- [PROMPT]: Render every entry verbatim.

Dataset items
□ □ □ □ □

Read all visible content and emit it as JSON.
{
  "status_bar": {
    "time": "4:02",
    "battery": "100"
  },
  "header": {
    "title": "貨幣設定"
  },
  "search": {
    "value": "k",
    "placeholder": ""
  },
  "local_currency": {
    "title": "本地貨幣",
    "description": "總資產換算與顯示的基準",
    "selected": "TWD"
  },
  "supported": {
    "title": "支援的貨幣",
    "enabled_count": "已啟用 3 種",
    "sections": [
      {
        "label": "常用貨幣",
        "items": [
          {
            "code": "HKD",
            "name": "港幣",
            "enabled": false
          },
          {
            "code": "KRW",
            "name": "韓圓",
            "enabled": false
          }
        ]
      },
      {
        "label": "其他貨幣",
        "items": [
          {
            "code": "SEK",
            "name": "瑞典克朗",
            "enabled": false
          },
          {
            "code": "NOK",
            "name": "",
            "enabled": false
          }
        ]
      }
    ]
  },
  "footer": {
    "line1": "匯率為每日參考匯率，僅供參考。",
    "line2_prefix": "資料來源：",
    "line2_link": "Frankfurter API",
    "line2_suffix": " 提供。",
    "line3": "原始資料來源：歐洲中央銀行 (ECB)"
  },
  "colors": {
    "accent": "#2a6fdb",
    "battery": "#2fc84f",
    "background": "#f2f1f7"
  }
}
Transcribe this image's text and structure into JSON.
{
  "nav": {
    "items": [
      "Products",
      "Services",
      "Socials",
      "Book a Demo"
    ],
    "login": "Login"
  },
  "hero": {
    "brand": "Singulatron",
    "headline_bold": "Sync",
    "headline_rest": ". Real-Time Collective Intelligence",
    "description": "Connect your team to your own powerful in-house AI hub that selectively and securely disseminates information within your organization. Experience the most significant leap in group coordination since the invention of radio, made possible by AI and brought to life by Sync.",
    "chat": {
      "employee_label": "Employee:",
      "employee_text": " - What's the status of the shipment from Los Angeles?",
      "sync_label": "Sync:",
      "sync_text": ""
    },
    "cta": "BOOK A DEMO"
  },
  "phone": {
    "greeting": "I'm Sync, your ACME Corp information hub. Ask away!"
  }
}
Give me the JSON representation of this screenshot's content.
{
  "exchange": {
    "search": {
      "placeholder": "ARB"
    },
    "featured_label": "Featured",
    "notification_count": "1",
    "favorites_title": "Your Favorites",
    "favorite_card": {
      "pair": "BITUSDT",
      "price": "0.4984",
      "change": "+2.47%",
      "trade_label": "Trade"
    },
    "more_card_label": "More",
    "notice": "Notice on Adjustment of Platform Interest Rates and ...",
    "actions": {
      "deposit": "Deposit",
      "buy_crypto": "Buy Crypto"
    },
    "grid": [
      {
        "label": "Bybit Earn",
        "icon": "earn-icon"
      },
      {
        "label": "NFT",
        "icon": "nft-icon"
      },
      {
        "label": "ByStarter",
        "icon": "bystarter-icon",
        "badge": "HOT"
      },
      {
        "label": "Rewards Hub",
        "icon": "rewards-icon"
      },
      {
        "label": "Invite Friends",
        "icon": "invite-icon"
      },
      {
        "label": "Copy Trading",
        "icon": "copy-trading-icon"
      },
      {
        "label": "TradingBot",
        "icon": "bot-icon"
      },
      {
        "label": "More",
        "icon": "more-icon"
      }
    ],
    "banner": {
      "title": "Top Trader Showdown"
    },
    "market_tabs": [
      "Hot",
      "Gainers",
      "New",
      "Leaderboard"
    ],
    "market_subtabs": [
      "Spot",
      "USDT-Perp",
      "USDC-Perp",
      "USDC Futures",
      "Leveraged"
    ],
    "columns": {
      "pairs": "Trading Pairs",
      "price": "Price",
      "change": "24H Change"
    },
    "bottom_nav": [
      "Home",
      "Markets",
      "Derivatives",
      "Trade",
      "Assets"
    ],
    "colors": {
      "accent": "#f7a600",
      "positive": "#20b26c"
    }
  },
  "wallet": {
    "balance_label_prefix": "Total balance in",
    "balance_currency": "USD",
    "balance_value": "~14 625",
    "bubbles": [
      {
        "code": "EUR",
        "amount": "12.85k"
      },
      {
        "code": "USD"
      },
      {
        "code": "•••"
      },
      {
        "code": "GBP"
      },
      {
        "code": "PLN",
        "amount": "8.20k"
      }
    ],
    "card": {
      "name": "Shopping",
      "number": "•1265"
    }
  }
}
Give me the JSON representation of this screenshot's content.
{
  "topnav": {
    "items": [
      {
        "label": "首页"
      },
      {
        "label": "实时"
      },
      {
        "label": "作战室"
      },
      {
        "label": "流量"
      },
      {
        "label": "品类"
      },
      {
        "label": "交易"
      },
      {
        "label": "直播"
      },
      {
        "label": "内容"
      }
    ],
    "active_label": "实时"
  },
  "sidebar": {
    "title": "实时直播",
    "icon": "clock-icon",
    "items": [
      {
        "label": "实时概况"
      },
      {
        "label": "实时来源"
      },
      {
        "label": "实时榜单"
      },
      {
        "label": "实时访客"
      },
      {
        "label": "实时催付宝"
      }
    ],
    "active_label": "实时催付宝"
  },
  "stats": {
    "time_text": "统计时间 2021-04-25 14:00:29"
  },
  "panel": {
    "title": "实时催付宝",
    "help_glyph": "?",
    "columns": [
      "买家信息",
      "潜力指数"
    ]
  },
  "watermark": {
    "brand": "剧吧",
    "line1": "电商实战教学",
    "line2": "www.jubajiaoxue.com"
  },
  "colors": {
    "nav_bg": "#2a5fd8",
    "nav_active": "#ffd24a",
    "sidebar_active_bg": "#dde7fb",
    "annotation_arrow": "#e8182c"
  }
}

□ □ □ □ □

- [SOLUTION TO THE EXERCISE]:
Read all visible content and emit it as JSON.
{
  "status_bar": {
    "time": "4:02",
    "battery": "100"
  },
  "header": {
    "title": "貨幣設定"
  },
  "search": {
    "value": "k",
    "placeholder": ""
  },
  "local_currency": {
    "title": "本地貨幣",
    "description": "總資產換算與顯示的基準",
    "selected": "TWD"
  },
  "supported": {
    "title": "支援的貨幣",
    "enabled_count": "已啟用 3 種",
    "sections": [
      {
        "label": "常用貨幣",
        "items": [
          {
            "code": "HKD",
            "name": "港幣",
            "enabled": false
          },
          {
            "code": "KRW",
            "name": "韓圓",
            "enabled": false
          }
        ]
      },
      {
        "label": "其他貨幣",
        "items": [
          {
            "code": "SEK",
            "name": "瑞典克朗",
            "enabled": false
          },
          {
            "code": "NOK",
            "name": "",
            "enabled": false
          }
        ]
      }
    ]
  },
  "footer": {
    "line1": "匯率為每日參考匯率，僅供參考。",
    "line2_prefix": "資料來源：",
    "line2_link": "Frankfurter API",
    "line2_suffix": " 提供。",
    "line3": "原始資料來源：歐洲中央銀行 (ECB)"
  },
  "colors": {
    "accent": "#2a6fdb",
    "battery": "#2fc84f",
    "background": "#f2f1f7"
  }
}
Transcribe this image's text and structure into JSON.
{
  "nav": {
    "items": [
      "Products",
      "Services",
      "Socials",
      "Book a Demo"
    ],
    "login": "Login"
  },
  "hero": {
    "brand": "Singulatron",
    "headline_bold": "Sync",
    "headline_rest": ". Real-Time Collective Intelligence",
    "description": "Connect your team to your own powerful in-house AI hub that selectively and securely disseminates information within your organization. Experience the most significant leap in group coordination since the invention of radio, made possible by AI and brought to life by Sync.",
    "chat": {
      "employee_label": "Employee:",
      "employee_text": " - What's the status of the shipment from Los Angeles?",
      "sync_label": "Sync:",
      "sync_text": ""
    },
    "cta": "BOOK A DEMO"
  },
  "phone": {
    "greeting": "I'm Sync, your ACME Corp information hub. Ask away!"
  }
}
Give me the JSON representation of this screenshot's content.
{
  "exchange": {
    "search": {
      "placeholder": "ARB"
    },
    "featured_label": "Featured",
    "notification_count": "1",
    "favorites_title": "Your Favorites",
    "favorite_card": {
      "pair": "BITUSDT",
      "price": "0.4984",
      "change": "+2.47%",
      "trade_label": "Trade"
    },
    "more_card_label": "More",
    "notice": "Notice on Adjustment of Platform Interest Rates and ...",
    "actions": {
      "deposit": "Deposit",
      "buy_crypto": "Buy Crypto"
    },
    "grid": [
      {
        "label": "Bybit Earn",
        "icon": "earn-icon"
      },
      {
        "label": "NFT",
        "icon": "nft-icon"
      },
      {
        "label": "ByStarter",
        "icon": "bystarter-icon",
        "badge": "HOT"
      },
      {
        "label": "Rewards Hub",
        "icon": "rewards-icon"
      },
      {
        "label": "Invite Friends",
        "icon": "invite-icon"
      },
      {
        "label": "Copy Trading",
        "icon": "copy-trading-icon"
      },
      {
        "label": "TradingBot",
        "icon": "bot-icon"
      },
      {
        "label": "More",
        "icon": "more-icon"
      }
    ],
    "banner": {
      "title": "Top Trader Showdown"
    },
    "market_tabs": [
      "Hot",
      "Gainers",
      "New",
      "Leaderboard"
    ],
    "market_subtabs": [
      "Spot",
      "USDT-Perp",
      "USDC-Perp",
      "USDC Futures",
      "Leveraged"
    ],
    "columns": {
      "pairs": "Trading Pairs",
      "price": "Price",
      "change": "24H Change"
    },
    "bottom_nav": [
      "Home",
      "Markets",
      "Derivatives",
      "Trade",
      "Assets"
    ],
    "colors": {
      "accent": "#f7a600",
      "positive": "#20b26c"
    }
  },
  "wallet": {
    "balance_label_prefix": "Total balance in",
    "balance_currency": "USD",
    "balance_value": "~14 625",
    "bubbles": [
      {
        "code": "EUR",
        "amount": "12.85k"
      },
      {
        "code": "USD"
      },
      {
        "code": "•••"
      },
      {
        "code": "GBP"
      },
      {
        "code": "PLN",
        "amount": "8.20k"
      }
    ],
    "card": {
      "name": "Shopping",
      "number": "•1265"
    }
  }
}
Give me the JSON representation of this screenshot's content.
{
  "topnav": {
    "items": [
      {
        "label": "首页"
      },
      {
        "label": "实时"
      },
      {
        "label": "作战室"
      },
      {
        "label": "流量"
      },
      {
        "label": "品类"
      },
      {
        "label": "交易"
      },
      {
        "label": "直播"
      },
      {
        "label": "内容"
      }
    ],
    "active_label": "实时"
  },
  "sidebar": {
    "title": "实时直播",
    "icon": "clock-icon",
    "items": [
      {
        "label": "实时概况"
      },
      {
        "label": "实时来源"
      },
      {
        "label": "实时榜单"
      },
      {
        "label": "实时访客"
      },
      {
        "label": "实时催付宝"
      }
    ],
    "active_label": "实时催付宝"
  },
  "stats": {
    "time_text": "统计时间 2021-04-25 14:00:29"
  },
  "panel": {
    "title": "实时催付宝",
    "help_glyph": "?",
    "columns": [
      "买家信息",
      "潜力指数"
    ]
  },
  "watermark": {
    "brand": "剧吧",
    "line1": "电商实战教学",
    "line2": "www.jubajiaoxue.com"
  },
  "colors": {
    "nav_bg": "#2a5fd8",
    "nav_active": "#ffd24a",
    "sidebar_active_bg": "#dde7fb",
    "annotation_arrow": "#e8182c"
  }
}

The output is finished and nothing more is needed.